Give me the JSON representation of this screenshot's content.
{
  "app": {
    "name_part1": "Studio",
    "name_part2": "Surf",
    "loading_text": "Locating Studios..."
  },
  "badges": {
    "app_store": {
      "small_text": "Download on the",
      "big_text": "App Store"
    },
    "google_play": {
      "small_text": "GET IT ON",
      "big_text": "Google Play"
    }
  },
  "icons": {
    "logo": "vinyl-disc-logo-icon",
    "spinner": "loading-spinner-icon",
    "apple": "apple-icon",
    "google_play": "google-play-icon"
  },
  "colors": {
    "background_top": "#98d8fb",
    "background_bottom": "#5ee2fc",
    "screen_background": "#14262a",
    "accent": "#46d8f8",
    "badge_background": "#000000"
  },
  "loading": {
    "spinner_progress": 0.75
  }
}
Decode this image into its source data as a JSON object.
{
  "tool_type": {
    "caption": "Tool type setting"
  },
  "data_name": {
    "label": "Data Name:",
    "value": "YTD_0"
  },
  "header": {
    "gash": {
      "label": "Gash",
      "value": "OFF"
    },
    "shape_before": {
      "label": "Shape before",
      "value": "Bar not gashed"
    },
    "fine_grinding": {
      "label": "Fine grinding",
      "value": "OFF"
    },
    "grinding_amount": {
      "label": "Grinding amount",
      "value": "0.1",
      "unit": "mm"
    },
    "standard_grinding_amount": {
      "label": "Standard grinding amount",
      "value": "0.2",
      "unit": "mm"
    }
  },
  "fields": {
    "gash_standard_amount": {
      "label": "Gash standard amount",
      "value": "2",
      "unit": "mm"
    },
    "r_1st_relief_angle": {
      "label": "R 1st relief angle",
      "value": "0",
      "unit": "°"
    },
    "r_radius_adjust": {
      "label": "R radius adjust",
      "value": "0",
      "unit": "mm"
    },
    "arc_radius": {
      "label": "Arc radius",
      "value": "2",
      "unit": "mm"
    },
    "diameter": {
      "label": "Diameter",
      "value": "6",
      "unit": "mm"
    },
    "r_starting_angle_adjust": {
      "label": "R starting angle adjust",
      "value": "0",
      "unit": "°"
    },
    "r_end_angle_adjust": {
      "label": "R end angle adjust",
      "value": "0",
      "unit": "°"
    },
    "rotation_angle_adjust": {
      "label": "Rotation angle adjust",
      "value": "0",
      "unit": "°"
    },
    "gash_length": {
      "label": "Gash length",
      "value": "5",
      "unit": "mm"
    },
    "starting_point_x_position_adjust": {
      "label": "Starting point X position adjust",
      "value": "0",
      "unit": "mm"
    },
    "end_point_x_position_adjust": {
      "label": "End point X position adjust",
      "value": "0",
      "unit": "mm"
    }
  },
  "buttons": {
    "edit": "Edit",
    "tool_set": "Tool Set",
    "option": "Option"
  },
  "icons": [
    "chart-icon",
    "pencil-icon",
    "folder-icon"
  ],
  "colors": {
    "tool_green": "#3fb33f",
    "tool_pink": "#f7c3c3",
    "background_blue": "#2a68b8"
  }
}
* * * * * * *
▶ **REQUIRED WORK**
Print the whole listing exactly as it is.

▶ **TASK SOLUTION**
Give me the JSON representation of this screenshot's content.
{
  "app": {
    "name_part1": "Studio",
    "name_part2": "Surf",
    "loading_text": "Locating Studios..."
  },
  "badges": {
    "app_store": {
      "small_text": "Download on the",
      "big_text": "App Store"
    },
    "google_play": {
      "small_text": "GET IT ON",
      "big_text": "Google Play"
    }
  },
  "icons": {
    "logo": "vinyl-disc-logo-icon",
    "spinner": "loading-spinner-icon",
    "apple": "apple-icon",
    "google_play": "google-play-icon"
  },
  "colors": {
    "background_top": "#98d8fb",
    "background_bottom": "#5ee2fc",
    "screen_background": "#14262a",
    "accent": "#46d8f8",
    "badge_background": "#000000"
  },
  "loading": {
    "spinner_progress": 0.75
  }
}
Decode this image into its source data as a JSON object.
{
  "tool_type": {
    "caption": "Tool type setting"
  },
  "data_name": {
    "label": "Data Name:",
    "value": "YTD_0"
  },
  "header": {
    "gash": {
      "label": "Gash",
      "value": "OFF"
    },
    "shape_before": {
      "label": "Shape before",
      "value": "Bar not gashed"
    },
    "fine_grinding": {
      "label": "Fine grinding",
      "value": "OFF"
    },
    "grinding_amount": {
      "label": "Grinding amount",
      "value": "0.1",
      "unit": "mm"
    },
    "standard_grinding_amount": {
      "label": "Standard grinding amount",
      "value": "0.2",
      "unit": "mm"
    }
  },
  "fields": {
    "gash_standard_amount": {
      "label": "Gash standard amount",
      "value": "2",
      "unit": "mm"
    },
    "r_1st_relief_angle": {
      "label": "R 1st relief angle",
      "value": "0",
      "unit": "°"
    },
    "r_radius_adjust": {
      "label": "R radius adjust",
      "value": "0",
      "unit": "mm"
    },
    "arc_radius": {
      "label": "Arc radius",
      "value": "2",
      "unit": "mm"
    },
    "diameter": {
      "label": "Diameter",
      "value": "6",
      "unit": "mm"
    },
    "r_starting_angle_adjust": {
      "label": "R starting angle adjust",
      "value": "0",
      "unit": "°"
    },
    "r_end_angle_adjust": {
      "label": "R end angle adjust",
      "value": "0",
      "unit": "°"
    },
    "rotation_angle_adjust": {
      "label": "Rotation angle adjust",
      "value": "0",
      "unit": "°"
    },
    "gash_length": {
      "label": "Gash length",
      "value": "5",
      "unit": "mm"
    },
    "starting_point_x_position_adjust": {
      "label": "Starting point X position adjust",
      "value": "0",
      "unit": "mm"
    },
    "end_point_x_position_adjust": {
      "label": "End point X position adjust",
      "value": "0",
      "unit": "mm"
    }
  },
  "buttons": {
    "edit": "Edit",
    "tool_set": "Tool Set",
    "option": "Option"
  },
  "icons": [
    "chart-icon",
    "pencil-icon",
    "folder-icon"
  ],
  "colors": {
    "tool_green": "#3fb33f",
    "tool_pink": "#f7c3c3",
    "background_blue": "#2a68b8"
  }
}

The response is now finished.